Task requirements:
Each line below must be set down exactly; omit any image you find.

*****

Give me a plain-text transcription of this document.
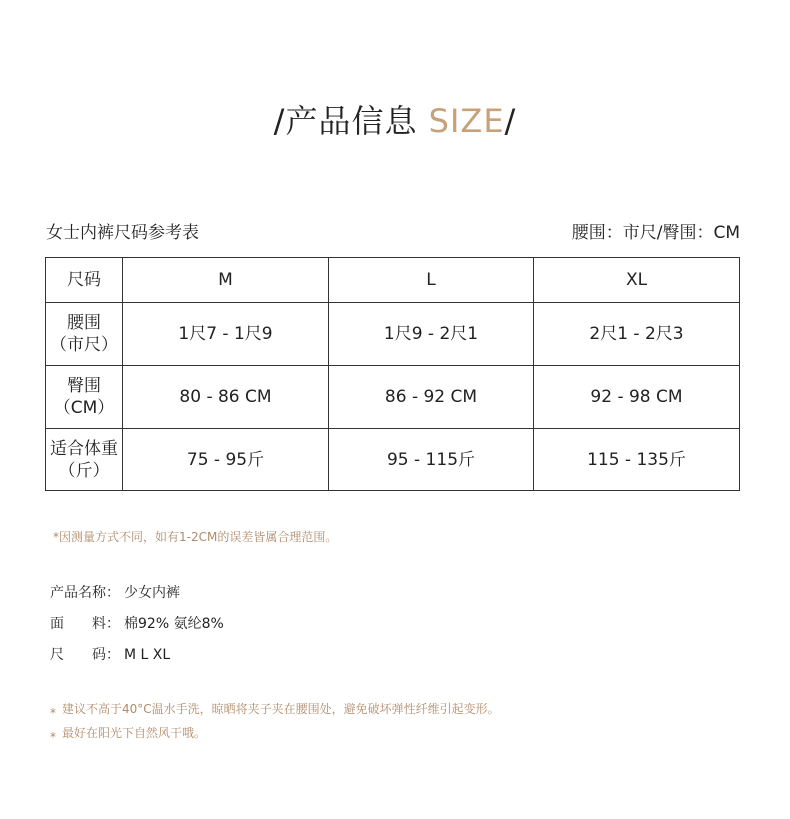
/产品信息 SIZE/
女士内裤尺码参考表	腰围：市尺/臀围：CM
尺码	M	L	XL

腰围
（市尺）	1尺7 - 1尺9	1尺9 - 2尺1	2尺1 - 2尺3

臀围
（CM）	80 - 86 CM	86 - 92 CM	92 - 98 CM

适合体重
（斤）	75 - 95斤	95 - 115斤	115 - 135斤
*因测量方式不同，如有1-2CM的误差皆属合理范围。
产品名称： 少女内裤
面　　料： 棉92% 氨纶8%
尺　　码： M L XL
* 建议不高于40°C温水手洗，晾晒将夹子夹在腰围处，避免破坏弹性纤维引起变形。
* 最好在阳光下自然风干哦。
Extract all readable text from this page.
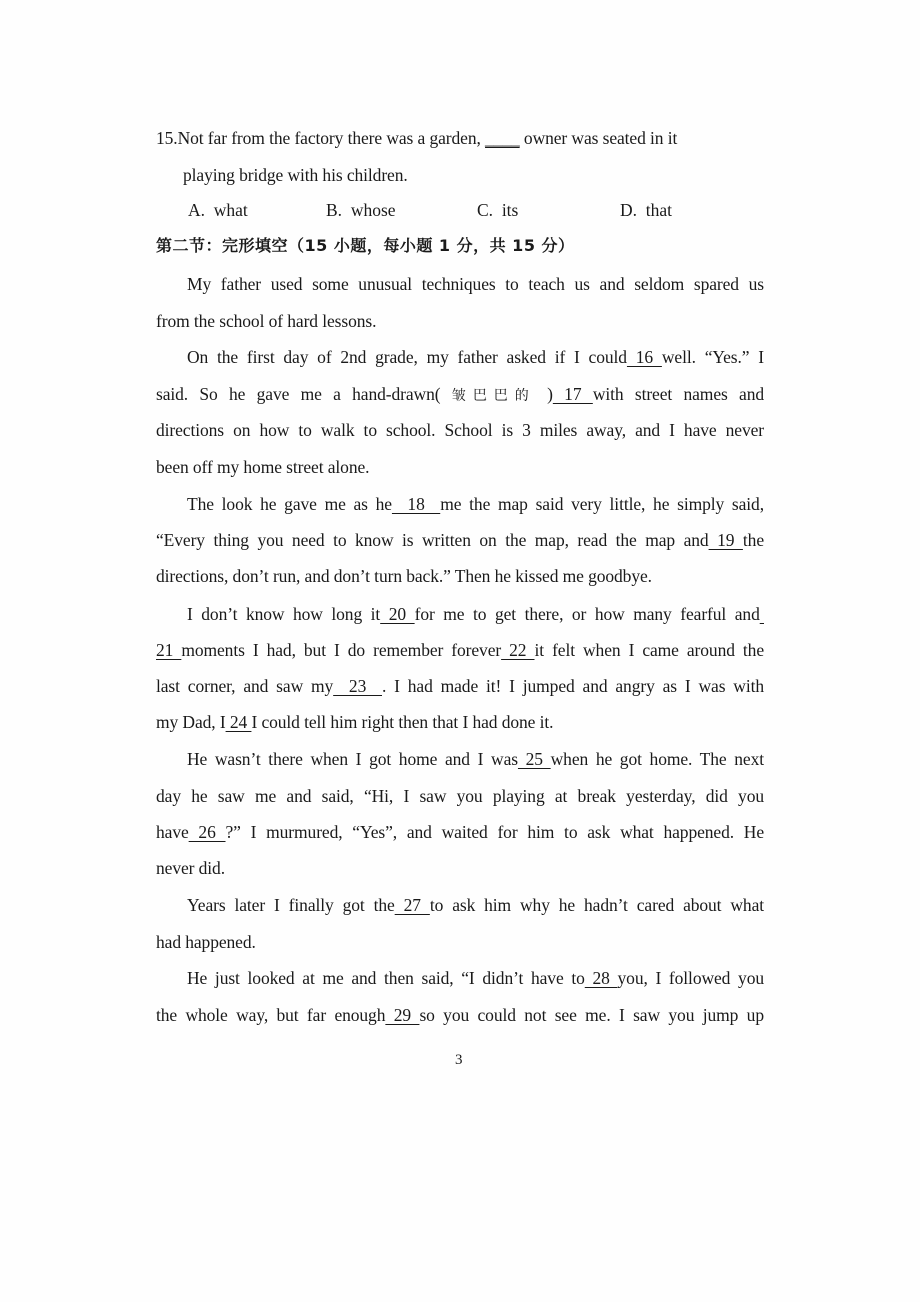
15.Not far from the factory there was a garden, ____ owner was seated in it
playing bridge with his children.
A. what	B. whose	C. its	D. that
第二节：完形填空（15 小题，每小题 1 分，共 15 分）
My father used some unusual techniques to teach us and seldom spared us
from the school of hard lessons.
On the first day of 2nd grade, my father asked if I could 16 well. “Yes.” I
said. So he gave me a hand-drawn( 皱巴巴的 ) 17 with street names and
directions on how to walk to school. School is 3 miles away, and I have never
been off my home street alone.
The look he gave me as he  18  me the map said very little, he simply said,
“Every thing you need to know is written on the map, read the map and 19 the
directions, don’t run, and don’t turn back.” Then he kissed me goodbye.
I don’t know how long it 20 for me to get there, or how many fearful and
21 moments I had, but I do remember forever 22 it felt when I came around the
last corner, and saw my  23  . I had made it! I jumped and angry as I was with
my Dad, I 24 I could tell him right then that I had done it.
He wasn’t there when I got home and I was 25 when he got home. The next
day he saw me and said, “Hi, I saw you playing at break yesterday, did you
have 26 ?” I murmured, “Yes”, and waited for him to ask what happened. He
never did.
Years later I finally got the 27 to ask him why he hadn’t cared about what
had happened.
He just looked at me and then said, “I didn’t have to 28 you, I followed you
the whole way, but far enough 29 so you could not see me. I saw you jump up
3
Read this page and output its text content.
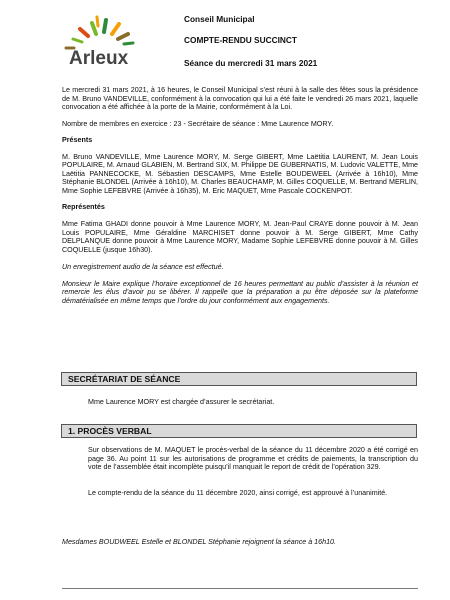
Arleux
Conseil Municipal
COMPTE-RENDU SUCCINCT
Séance du mercredi 31 mars 2021

Le mercredi 31 mars 2021, à 16 heures, le Conseil Municipal s’est réuni à la salle des fêtes sous la présidence de M. Bruno VANDEVILLE, conformément à la convocation qui lui a été faite le vendredi 26 mars 2021, laquelle convocation a été affichée à la porte de la Mairie, conformément à la Loi.

Nombre de membres en exercice : 23 - Secrétaire de séance : Mme Laurence MORY.

Présents

M. Bruno VANDEVILLE, Mme Laurence MORY, M. Serge GIBERT, Mme Laëtitia LAURENT, M. Jean Louis POPULAIRE, M. Arnaud GLABIEN, M. Bertrand SIX, M. Philippe DE GUBERNATIS, M. Ludovic VALETTE, Mme Laëtitia PANNECOCKE, M. Sébastien DESCAMPS, Mme Estelle BOUDEWEEL (Arrivée à 16h10), Mme Stéphanie BLONDEL (Arrivée à 16h10), M. Charles BEAUCHAMP, M. Gilles COQUELLE, M. Bertrand MERLIN, Mme Sophie LEFEBVRE (Arrivée à 16h35), M. Eric MAQUET, Mme Pascale COCKENPOT.

Représentés

Mme Fatima GHADI donne pouvoir à Mme Laurence MORY, M. Jean-Paul CRAYE donne pouvoir à M. Jean Louis POPULAIRE, Mme Géraldine MARCHISET donne pouvoir à M. Serge GIBERT, Mme Cathy DELPLANQUE donne pouvoir à Mme Laurence MORY, Madame Sophie LEFEBVRE donne pouvoir à M. Gilles COQUELLE (jusque 16h30).

Un enregistrement audio de la séance est effectué.

Monsieur le Maire explique l’horaire exceptionnel de 16 heures permettant au public d’assister à la réunion et remercie les élus d’avoir pu se libérer. Il rappelle que la préparation a pu être déposée sur la plateforme dématérialisée en même temps que l’ordre du jour conformément aux engagements.

SECRÉTARIAT DE SÉANCE
Mme Laurence MORY est chargée d’assurer le secrétariat.
1. PROCÈS VERBAL
Sur observations de M. MAQUET le procès-verbal de la séance du 11 décembre 2020 a été corrigé en page 36. Au point 11 sur les autorisations de programme et crédits de paiements, la transcription du vote de l’assemblée était incomplète puisqu’il manquait le report de crédit de l’opération 329.
Le compte-rendu de la séance du 11 décembre 2020, ainsi corrigé, est approuvé à l’unanimité.
Mesdames BOUDWEEL Estelle et BLONDEL Stéphanie rejoignent la séance à 16h10.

*****

Output for this exercise:
Give me a plain-text transcription of this document.
/产品信息 SIZE/
女士内裤尺码参考表	腰围：市尺/臀围：CM
尺码	M	L	XL

腰围
（市尺）	1尺7 - 1尺9	1尺9 - 2尺1	2尺1 - 2尺3

臀围
（CM）	80 - 86 CM	86 - 92 CM	92 - 98 CM

适合体重
（斤）	75 - 95斤	95 - 115斤	115 - 135斤
*因测量方式不同，如有1-2CM的误差皆属合理范围。
产品名称： 少女内裤
面　　料： 棉92% 氨纶8%
尺　　码： M L XL
* 建议不高于40°C温水手洗，晾晒将夹子夹在腰围处，避免破坏弹性纤维引起变形。
* 最好在阳光下自然风干哦。
Extract all readable text from this page.
15.Not far from the factory there was a garden, ____ owner was seated in it
playing bridge with his children.
A. what	B. whose	C. its	D. that
第二节：完形填空（15 小题，每小题 1 分，共 15 分）
My father used some unusual techniques to teach us and seldom spared us
from the school of hard lessons.
On the first day of 2nd grade, my father asked if I could 16 well. “Yes.” I
said. So he gave me a hand-drawn( 皱巴巴的 ) 17 with street names and
directions on how to walk to school. School is 3 miles away, and I have never
been off my home street alone.
The look he gave me as he  18  me the map said very little, he simply said,
“Every thing you need to know is written on the map, read the map and 19 the
directions, don’t run, and don’t turn back.” Then he kissed me goodbye.
I don’t know how long it 20 for me to get there, or how many fearful and
21 moments I had, but I do remember forever 22 it felt when I came around the
last corner, and saw my  23  . I had made it! I jumped and angry as I was with
my Dad, I 24 I could tell him right then that I had done it.
He wasn’t there when I got home and I was 25 when he got home. The next
day he saw me and said, “Hi, I saw you playing at break yesterday, did you
have 26 ?” I murmured, “Yes”, and waited for him to ask what happened. He
never did.
Years later I finally got the 27 to ask him why he hadn’t cared about what
had happened.
He just looked at me and then said, “I didn’t have to 28 you, I followed you
the whole way, but far enough 29 so you could not see me. I saw you jump up
3
Read this page and output its text content.
Arleux
Conseil Municipal
COMPTE-RENDU SUCCINCT
Séance du mercredi 31 mars 2021

Le mercredi 31 mars 2021, à 16 heures, le Conseil Municipal s’est réuni à la salle des fêtes sous la présidence de M. Bruno VANDEVILLE, conformément à la convocation qui lui a été faite le vendredi 26 mars 2021, laquelle convocation a été affichée à la porte de la Mairie, conformément à la Loi.

Nombre de membres en exercice : 23 - Secrétaire de séance : Mme Laurence MORY.

Présents

M. Bruno VANDEVILLE, Mme Laurence MORY, M. Serge GIBERT, Mme Laëtitia LAURENT, M. Jean Louis POPULAIRE, M. Arnaud GLABIEN, M. Bertrand SIX, M. Philippe DE GUBERNATIS, M. Ludovic VALETTE, Mme Laëtitia PANNECOCKE, M. Sébastien DESCAMPS, Mme Estelle BOUDEWEEL (Arrivée à 16h10), Mme Stéphanie BLONDEL (Arrivée à 16h10), M. Charles BEAUCHAMP, M. Gilles COQUELLE, M. Bertrand MERLIN, Mme Sophie LEFEBVRE (Arrivée à 16h35), M. Eric MAQUET, Mme Pascale COCKENPOT.

Représentés

Mme Fatima GHADI donne pouvoir à Mme Laurence MORY, M. Jean-Paul CRAYE donne pouvoir à M. Jean Louis POPULAIRE, Mme Géraldine MARCHISET donne pouvoir à M. Serge GIBERT, Mme Cathy DELPLANQUE donne pouvoir à Mme Laurence MORY, Madame Sophie LEFEBVRE donne pouvoir à M. Gilles COQUELLE (jusque 16h30).

Un enregistrement audio de la séance est effectué.

Monsieur le Maire explique l’horaire exceptionnel de 16 heures permettant au public d’assister à la réunion et remercie les élus d’avoir pu se libérer. Il rappelle que la préparation a pu être déposée sur la plateforme dématérialisée en même temps que l’ordre du jour conformément aux engagements.

SECRÉTARIAT DE SÉANCE
Mme Laurence MORY est chargée d’assurer le secrétariat.
1. PROCÈS VERBAL
Sur observations de M. MAQUET le procès-verbal de la séance du 11 décembre 2020 a été corrigé en page 36. Au point 11 sur les autorisations de programme et crédits de paiements, la transcription du vote de l’assemblée était incomplète puisqu’il manquait le report de crédit de l’opération 329.
Le compte-rendu de la séance du 11 décembre 2020, ainsi corrigé, est approuvé à l’unanimité.
Mesdames BOUDWEEL Estelle et BLONDEL Stéphanie rejoignent la séance à 16h10.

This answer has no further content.